For each line below that contains the string "BOTTOM", copy that line.

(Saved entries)
------------

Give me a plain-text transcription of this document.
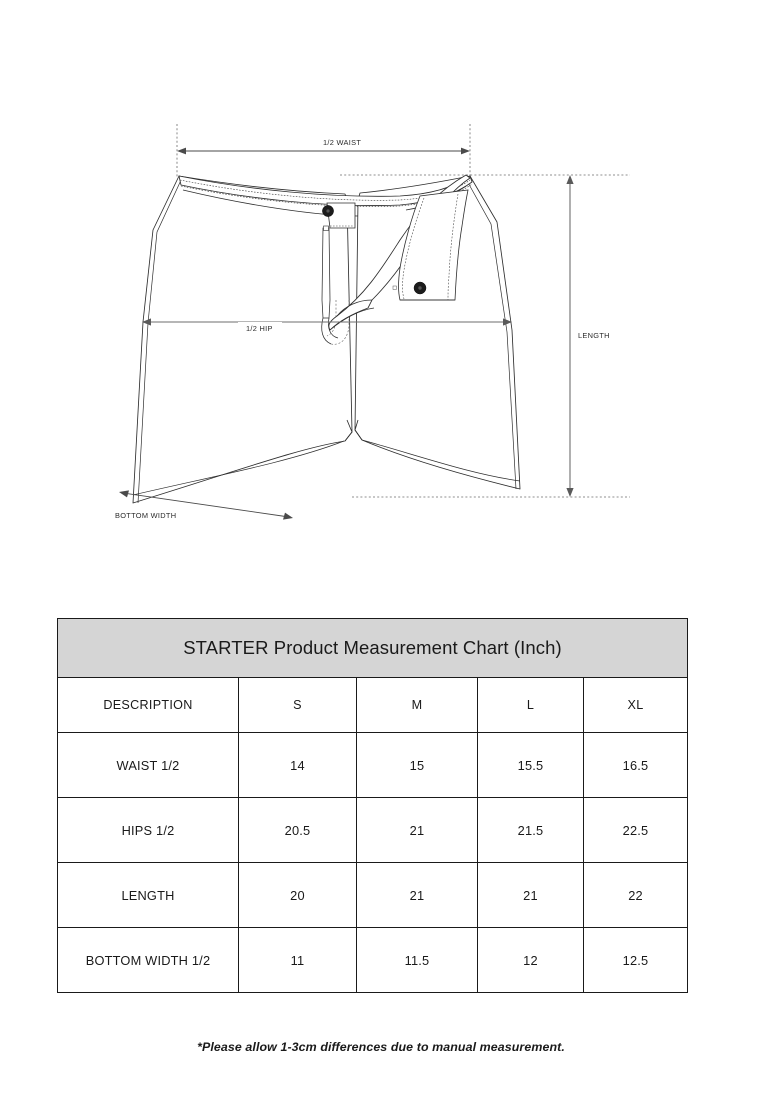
1/2 WAIST
1/2 HIP
LENGTH
BOTTOM WIDTH
STARTER Product Measurement Chart (Inch)				
DESCRIPTION	S	M	L	XL
WAIST 1/2	14	15	15.5	16.5
HIPS 1/2	20.5	21	21.5	22.5
LENGTH	20	21	21	22
BOTTOM WIDTH 1/2	11	11.5	12	12.5
*Please allow 1-3cm differences due to manual measurement.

------------

◆ THE RESULT:
BOTTOM WIDTH
BOTTOM WIDTH 1/2	11	11.5	12	12.5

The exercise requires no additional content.